- [Supplied data]:
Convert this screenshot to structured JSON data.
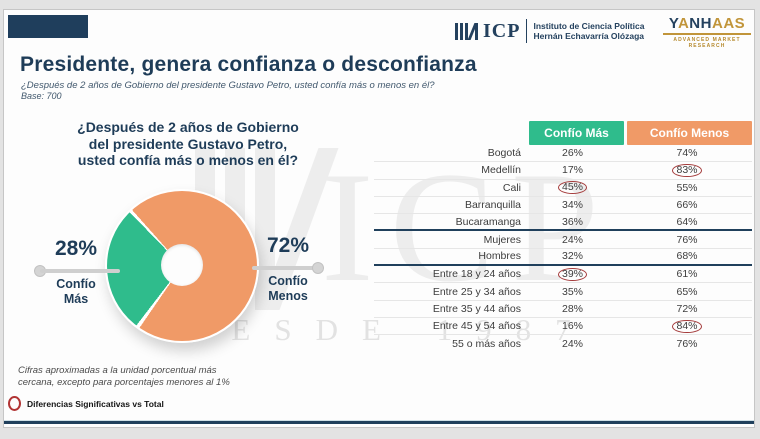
{
  "colors": {
    "green": "#2fbc8c",
    "orange": "#f09a67",
    "navy": "#1e3c58",
    "gold": "#b68a2e",
    "red_circle": "#a53c3c"
  },
  "header": {
    "title": "Presidente, genera confianza o desconfianza",
    "subtitle": "¿Después de 2 años de Gobierno del presidente Gustavo Petro, usted confía más o menos en él?",
    "base_label": "Base: 700",
    "icp_logo": {
      "text": "ICP",
      "line1": "Instituto de Ciencia Política",
      "line2": "Hernán Echavarría Olózaga"
    },
    "yanhaas": {
      "name": "YANHAAS",
      "letters": [
        {
          "ch": "Y",
          "color": "#24415e"
        },
        {
          "ch": "A",
          "color": "#c1953a"
        },
        {
          "ch": "N",
          "color": "#24415e"
        },
        {
          "ch": "H",
          "color": "#24415e"
        },
        {
          "ch": "A",
          "color": "#c1953a"
        },
        {
          "ch": "A",
          "color": "#c1953a"
        },
        {
          "ch": "S",
          "color": "#c1953a"
        }
      ],
      "tagline": "ADVANCED MARKET RESEARCH"
    }
  },
  "question": {
    "lines": [
      "¿Después de 2 años de Gobierno",
      "del presidente Gustavo Petro,",
      "usted confía más o menos en él?"
    ]
  },
  "chart_data": {
    "type": "pie",
    "subtype": "donut",
    "title": "¿Después de 2 años de Gobierno del presidente Gustavo Petro, usted confía más o menos en él?",
    "labels": [
      "Confío Más",
      "Confío Menos"
    ],
    "values": [
      28,
      72
    ],
    "unit": "%",
    "colors": [
      "#2fbc8c",
      "#f09a67"
    ],
    "start_angle_deg": 216,
    "callouts": [
      {
        "pct": "28%",
        "line1": "Confío",
        "line2": "Más"
      },
      {
        "pct": "72%",
        "line1": "Confío",
        "line2": "Menos"
      }
    ]
  },
  "table": {
    "headers": [
      {
        "label": "Confío Más",
        "color": "#2fbc8c"
      },
      {
        "label": "Confío Menos",
        "color": "#f09a67"
      }
    ],
    "rows": [
      {
        "label": "Bogotá",
        "mas": "26%",
        "menos": "74%",
        "mas_circled": false,
        "menos_circled": false,
        "section_end": false
      },
      {
        "label": "Medellín",
        "mas": "17%",
        "menos": "83%",
        "mas_circled": false,
        "menos_circled": true,
        "section_end": false
      },
      {
        "label": "Cali",
        "mas": "45%",
        "menos": "55%",
        "mas_circled": true,
        "menos_circled": false,
        "section_end": false
      },
      {
        "label": "Barranquilla",
        "mas": "34%",
        "menos": "66%",
        "mas_circled": false,
        "menos_circled": false,
        "section_end": false
      },
      {
        "label": "Bucaramanga",
        "mas": "36%",
        "menos": "64%",
        "mas_circled": false,
        "menos_circled": false,
        "section_end": true
      },
      {
        "label": "Mujeres",
        "mas": "24%",
        "menos": "76%",
        "mas_circled": false,
        "menos_circled": false,
        "section_end": false
      },
      {
        "label": "Hombres",
        "mas": "32%",
        "menos": "68%",
        "mas_circled": false,
        "menos_circled": false,
        "section_end": true
      },
      {
        "label": "Entre 18 y 24 años",
        "mas": "39%",
        "menos": "61%",
        "mas_circled": true,
        "menos_circled": false,
        "section_end": false
      },
      {
        "label": "Entre 25 y 34 años",
        "mas": "35%",
        "menos": "65%",
        "mas_circled": false,
        "menos_circled": false,
        "section_end": false
      },
      {
        "label": "Entre 35 y 44 años",
        "mas": "28%",
        "menos": "72%",
        "mas_circled": false,
        "menos_circled": false,
        "section_end": false
      },
      {
        "label": "Entre 45 y 54 años",
        "mas": "16%",
        "menos": "84%",
        "mas_circled": false,
        "menos_circled": true,
        "section_end": false
      },
      {
        "label": "55 o más años",
        "mas": "24%",
        "menos": "76%",
        "mas_circled": false,
        "menos_circled": false,
        "section_end": false
      }
    ]
  },
  "footer": {
    "note_line1": "Cifras aproximadas a la unidad porcentual más",
    "note_line2": "cercana, excepto para porcentajes menores al 1%",
    "legend_label": "Diferencias Significativas vs Total"
  },
  "watermark": {
    "text": "ICP",
    "subtext": "DESDE 1987"
  }
}
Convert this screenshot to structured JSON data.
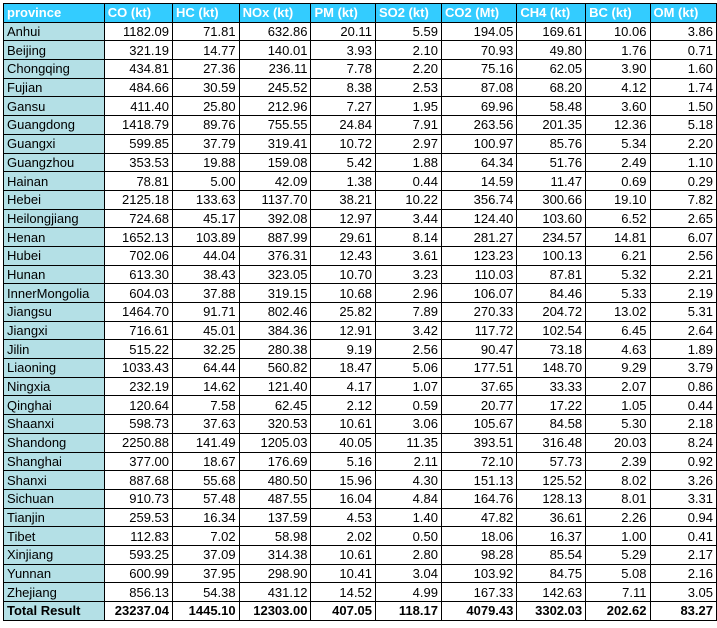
{
  "table": {
    "header_color": "#33ccff",
    "province_column_color": "#b4e0e6",
    "columns": [
      "province",
      "CO (kt)",
      "HC (kt)",
      "NOx (kt)",
      "PM (kt)",
      "SO2 (kt)",
      "CO2 (Mt)",
      "CH4 (kt)",
      "BC (kt)",
      "OM (kt)"
    ],
    "rows": [
      [
        "Anhui",
        "1182.09",
        "71.81",
        "632.86",
        "20.11",
        "5.59",
        "194.05",
        "169.61",
        "10.06",
        "3.86"
      ],
      [
        "Beijing",
        "321.19",
        "14.77",
        "140.01",
        "3.93",
        "2.10",
        "70.93",
        "49.80",
        "1.76",
        "0.71"
      ],
      [
        "Chongqing",
        "434.81",
        "27.36",
        "236.11",
        "7.78",
        "2.20",
        "75.16",
        "62.05",
        "3.90",
        "1.60"
      ],
      [
        "Fujian",
        "484.66",
        "30.59",
        "245.52",
        "8.38",
        "2.53",
        "87.08",
        "68.20",
        "4.12",
        "1.74"
      ],
      [
        "Gansu",
        "411.40",
        "25.80",
        "212.96",
        "7.27",
        "1.95",
        "69.96",
        "58.48",
        "3.60",
        "1.50"
      ],
      [
        "Guangdong",
        "1418.79",
        "89.76",
        "755.55",
        "24.84",
        "7.91",
        "263.56",
        "201.35",
        "12.36",
        "5.18"
      ],
      [
        "Guangxi",
        "599.85",
        "37.79",
        "319.41",
        "10.72",
        "2.97",
        "100.97",
        "85.76",
        "5.34",
        "2.20"
      ],
      [
        "Guangzhou",
        "353.53",
        "19.88",
        "159.08",
        "5.42",
        "1.88",
        "64.34",
        "51.76",
        "2.49",
        "1.10"
      ],
      [
        "Hainan",
        "78.81",
        "5.00",
        "42.09",
        "1.38",
        "0.44",
        "14.59",
        "11.47",
        "0.69",
        "0.29"
      ],
      [
        "Hebei",
        "2125.18",
        "133.63",
        "1137.70",
        "38.21",
        "10.22",
        "356.74",
        "300.66",
        "19.10",
        "7.82"
      ],
      [
        "Heilongjiang",
        "724.68",
        "45.17",
        "392.08",
        "12.97",
        "3.44",
        "124.40",
        "103.60",
        "6.52",
        "2.65"
      ],
      [
        "Henan",
        "1652.13",
        "103.89",
        "887.99",
        "29.61",
        "8.14",
        "281.27",
        "234.57",
        "14.81",
        "6.07"
      ],
      [
        "Hubei",
        "702.06",
        "44.04",
        "376.31",
        "12.43",
        "3.61",
        "123.23",
        "100.13",
        "6.21",
        "2.56"
      ],
      [
        "Hunan",
        "613.30",
        "38.43",
        "323.05",
        "10.70",
        "3.23",
        "110.03",
        "87.81",
        "5.32",
        "2.21"
      ],
      [
        "InnerMongolia",
        "604.03",
        "37.88",
        "319.15",
        "10.68",
        "2.96",
        "106.07",
        "84.46",
        "5.33",
        "2.19"
      ],
      [
        "Jiangsu",
        "1464.70",
        "91.71",
        "802.46",
        "25.82",
        "7.89",
        "270.33",
        "204.72",
        "13.02",
        "5.31"
      ],
      [
        "Jiangxi",
        "716.61",
        "45.01",
        "384.36",
        "12.91",
        "3.42",
        "117.72",
        "102.54",
        "6.45",
        "2.64"
      ],
      [
        "Jilin",
        "515.22",
        "32.25",
        "280.38",
        "9.19",
        "2.56",
        "90.47",
        "73.18",
        "4.63",
        "1.89"
      ],
      [
        "Liaoning",
        "1033.43",
        "64.44",
        "560.82",
        "18.47",
        "5.06",
        "177.51",
        "148.70",
        "9.29",
        "3.79"
      ],
      [
        "Ningxia",
        "232.19",
        "14.62",
        "121.40",
        "4.17",
        "1.07",
        "37.65",
        "33.33",
        "2.07",
        "0.86"
      ],
      [
        "Qinghai",
        "120.64",
        "7.58",
        "62.45",
        "2.12",
        "0.59",
        "20.77",
        "17.22",
        "1.05",
        "0.44"
      ],
      [
        "Shaanxi",
        "598.73",
        "37.63",
        "320.53",
        "10.61",
        "3.06",
        "105.67",
        "84.58",
        "5.30",
        "2.18"
      ],
      [
        "Shandong",
        "2250.88",
        "141.49",
        "1205.03",
        "40.05",
        "11.35",
        "393.51",
        "316.48",
        "20.03",
        "8.24"
      ],
      [
        "Shanghai",
        "377.00",
        "18.67",
        "176.69",
        "5.16",
        "2.11",
        "72.10",
        "57.73",
        "2.39",
        "0.92"
      ],
      [
        "Shanxi",
        "887.68",
        "55.68",
        "480.50",
        "15.96",
        "4.30",
        "151.13",
        "125.52",
        "8.02",
        "3.26"
      ],
      [
        "Sichuan",
        "910.73",
        "57.48",
        "487.55",
        "16.04",
        "4.84",
        "164.76",
        "128.13",
        "8.01",
        "3.31"
      ],
      [
        "Tianjin",
        "259.53",
        "16.34",
        "137.59",
        "4.53",
        "1.40",
        "47.82",
        "36.61",
        "2.26",
        "0.94"
      ],
      [
        "Tibet",
        "112.83",
        "7.02",
        "58.98",
        "2.02",
        "0.50",
        "18.06",
        "16.37",
        "1.00",
        "0.41"
      ],
      [
        "Xinjiang",
        "593.25",
        "37.09",
        "314.38",
        "10.61",
        "2.80",
        "98.28",
        "85.54",
        "5.29",
        "2.17"
      ],
      [
        "Yunnan",
        "600.99",
        "37.95",
        "298.90",
        "10.41",
        "3.04",
        "103.92",
        "84.75",
        "5.08",
        "2.16"
      ],
      [
        "Zhejiang",
        "856.13",
        "54.38",
        "431.12",
        "14.52",
        "4.99",
        "167.33",
        "142.63",
        "7.11",
        "3.05"
      ]
    ],
    "total": [
      "Total Result",
      "23237.04",
      "1445.10",
      "12303.00",
      "407.05",
      "118.17",
      "4079.43",
      "3302.03",
      "202.62",
      "83.27"
    ]
  }
}
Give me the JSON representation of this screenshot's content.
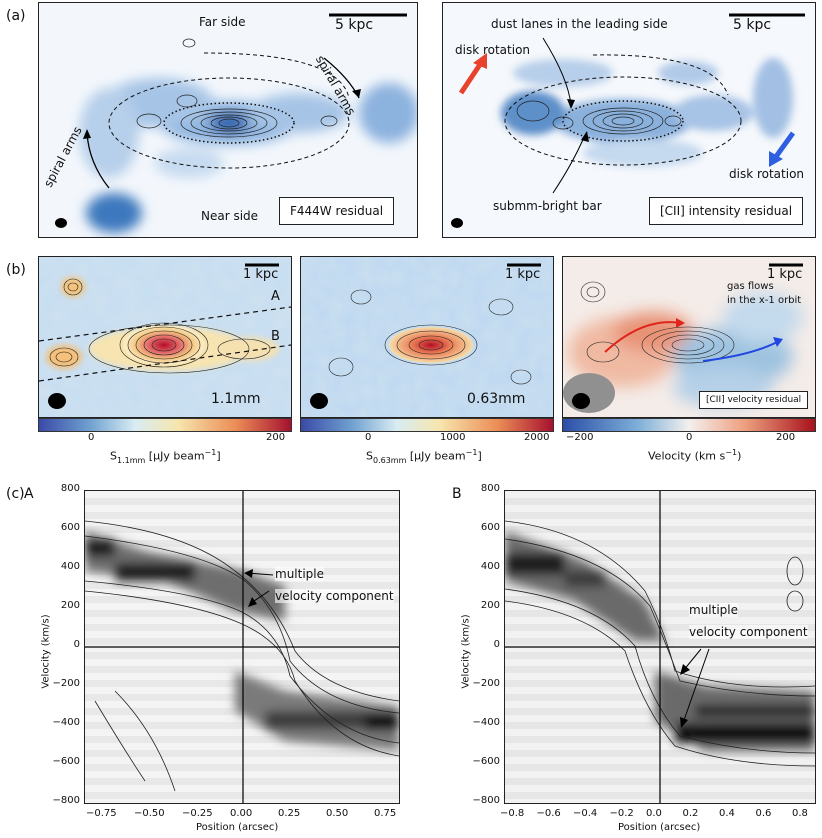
{
  "row_labels": {
    "a": "(a)",
    "b": "(b)",
    "c": "(c)"
  },
  "panel_a_left": {
    "scale": "5 kpc",
    "far_side": "Far side",
    "near_side": "Near side",
    "spiral_arms_top": "spiral arms",
    "spiral_arms_left": "spiral arms",
    "label": "F444W residual"
  },
  "panel_a_right": {
    "scale": "5 kpc",
    "dust_lanes": "dust lanes in the leading side",
    "disk_rotation_left": "disk rotation",
    "disk_rotation_right": "disk rotation",
    "bar": "submm-bright bar",
    "label": "[CII] intensity residual",
    "colors": {
      "red_arrow": "#e8412c",
      "blue_arrow": "#2f5fe0"
    }
  },
  "panel_b1": {
    "scale": "1 kpc",
    "line_a": "A",
    "line_b": "B",
    "band": "1.1mm",
    "cbar_ticks": [
      "0",
      "200"
    ],
    "cbar_label": "S",
    "cbar_sub": "1.1mm",
    "cbar_unit": " [μJy beam",
    "cbar_exp": "−1",
    "cbar_close": "]"
  },
  "panel_b2": {
    "scale": "1 kpc",
    "band": "0.63mm",
    "cbar_ticks": [
      "0",
      "1000",
      "2000"
    ],
    "cbar_label": "S",
    "cbar_sub": "0.63mm",
    "cbar_unit": " [μJy beam",
    "cbar_exp": "−1",
    "cbar_close": "]"
  },
  "panel_b3": {
    "scale": "1 kpc",
    "gas_flows_1": "gas flows",
    "gas_flows_2": "in the x-1 orbit",
    "label": "[CII] velocity residual",
    "cbar_ticks": [
      "−200",
      "0",
      "200"
    ],
    "cbar_label": "Velocity (km s",
    "cbar_exp": "−1",
    "cbar_close": ")"
  },
  "panel_cA": {
    "title": "A",
    "ylabel": "Velocity (km/s)",
    "xlabel": "Position (arcsec)",
    "yticks": [
      "800",
      "600",
      "400",
      "200",
      "0",
      "−200",
      "−400",
      "−600",
      "−800"
    ],
    "xticks": [
      "−0.75",
      "−0.50",
      "−0.25",
      "0.00",
      "0.25",
      "0.50",
      "0.75"
    ],
    "annot_1": "multiple",
    "annot_2": "velocity component"
  },
  "panel_cB": {
    "title": "B",
    "ylabel": "Velocity (km/s)",
    "xlabel": "Position (arcsec)",
    "yticks": [
      "800",
      "600",
      "400",
      "200",
      "0",
      "−200",
      "−400",
      "−600",
      "−800"
    ],
    "xticks": [
      "−0.8",
      "−0.6",
      "−0.4",
      "−0.2",
      "0.0",
      "0.2",
      "0.4",
      "0.6",
      "0.8"
    ],
    "annot_1": "multiple",
    "annot_2": "velocity component"
  }
}
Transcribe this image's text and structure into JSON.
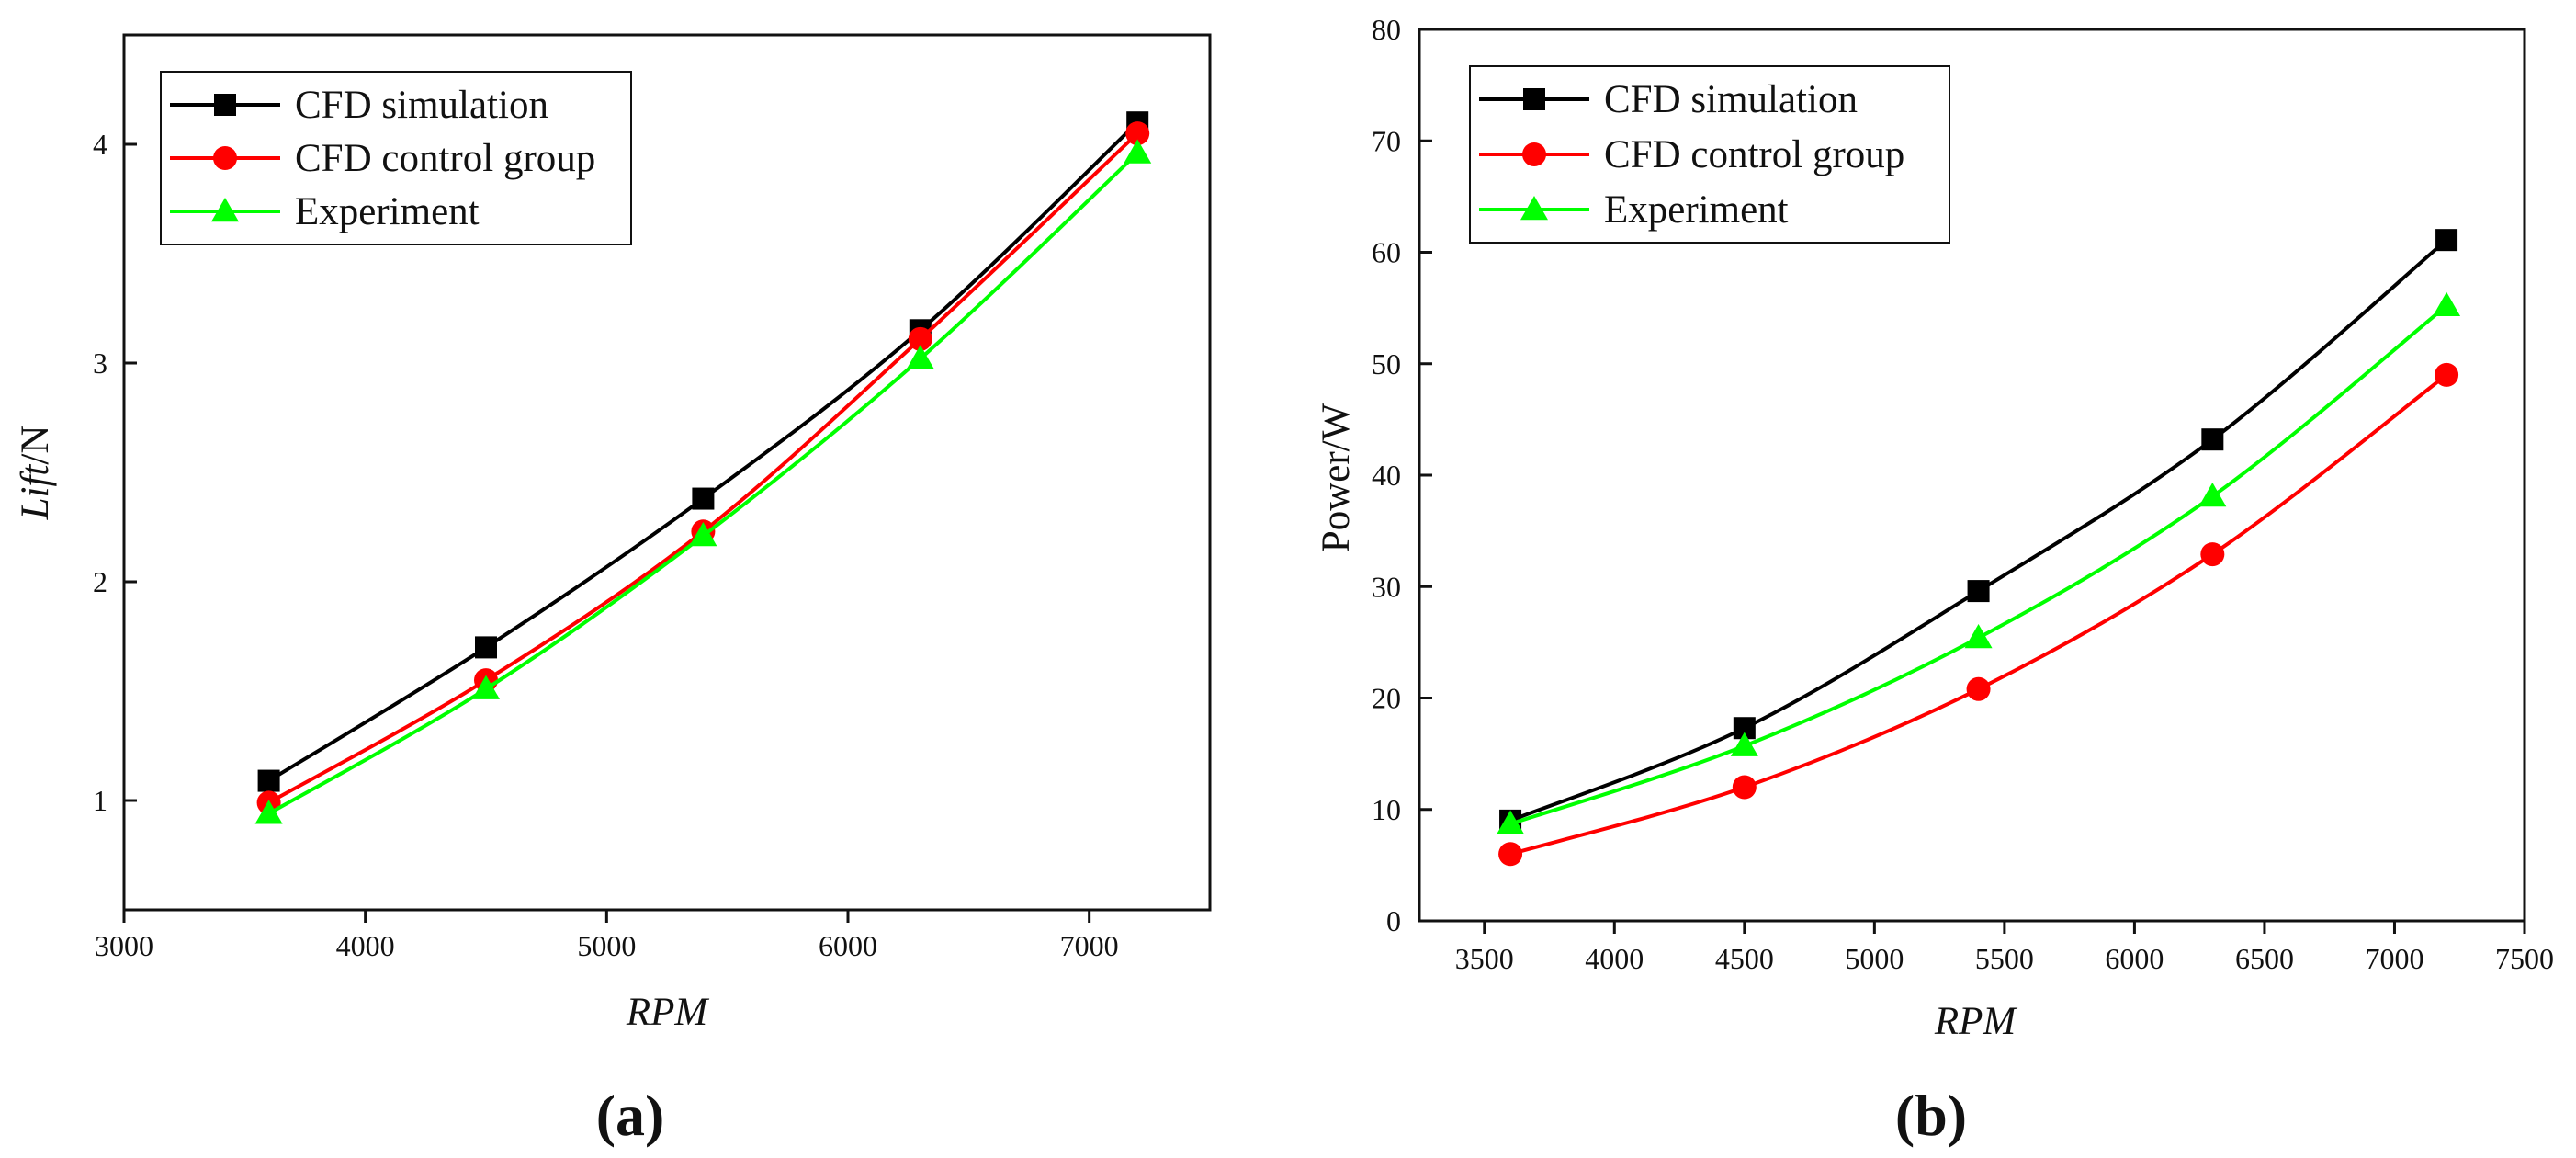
{
  "chart_data": [
    {
      "type": "line",
      "panel_label": "(a)",
      "xlabel": "RPM",
      "ylabel": {
        "italic_part": "Lift",
        "rest": "/N"
      },
      "xlim": [
        3000,
        7500
      ],
      "ylim": [
        0.5,
        4.5
      ],
      "xticks": [
        3000,
        4000,
        5000,
        6000,
        7000
      ],
      "yticks": [
        1,
        2,
        3,
        4
      ],
      "legend_position": "top-left",
      "x": [
        3600,
        4500,
        5400,
        6300,
        7200
      ],
      "series": [
        {
          "name": "CFD simulation",
          "color": "#000000",
          "marker": "square",
          "values": [
            1.09,
            1.7,
            2.38,
            3.15,
            4.1
          ]
        },
        {
          "name": "CFD control group",
          "color": "#ff0000",
          "marker": "circle",
          "values": [
            0.99,
            1.55,
            2.23,
            3.11,
            4.05
          ]
        },
        {
          "name": "Experiment",
          "color": "#00ff00",
          "marker": "triangle",
          "values": [
            0.94,
            1.51,
            2.21,
            3.02,
            3.96
          ]
        }
      ]
    },
    {
      "type": "line",
      "panel_label": "(b)",
      "xlabel": "RPM",
      "ylabel": {
        "italic_part": "",
        "rest": "Power/W"
      },
      "xlim": [
        3250,
        7500
      ],
      "ylim": [
        0,
        80
      ],
      "xticks": [
        3500,
        4000,
        4500,
        5000,
        5500,
        6000,
        6500,
        7000,
        7500
      ],
      "yticks": [
        0,
        10,
        20,
        30,
        40,
        50,
        60,
        70,
        80
      ],
      "legend_position": "top-left",
      "x": [
        3600,
        4500,
        5400,
        6300,
        7200
      ],
      "series": [
        {
          "name": "CFD simulation",
          "color": "#000000",
          "marker": "square",
          "values": [
            9.0,
            17.3,
            29.6,
            43.2,
            61.1
          ]
        },
        {
          "name": "CFD control group",
          "color": "#ff0000",
          "marker": "circle",
          "values": [
            6.0,
            12.0,
            20.8,
            32.9,
            49.0
          ]
        },
        {
          "name": "Experiment",
          "color": "#00ff00",
          "marker": "triangle",
          "values": [
            8.7,
            15.7,
            25.4,
            38.1,
            55.2
          ]
        }
      ]
    }
  ]
}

- [Task to carry out]: From the listing above, collect each line in which the string "JSON" appears.

- [The output]:
Convert this screenshot to structured JSON data.
Convert this screenshot to structured JSON data.
Give me the JSON representation of this screenshot's content.
Transcribe this image's text and structure into JSON.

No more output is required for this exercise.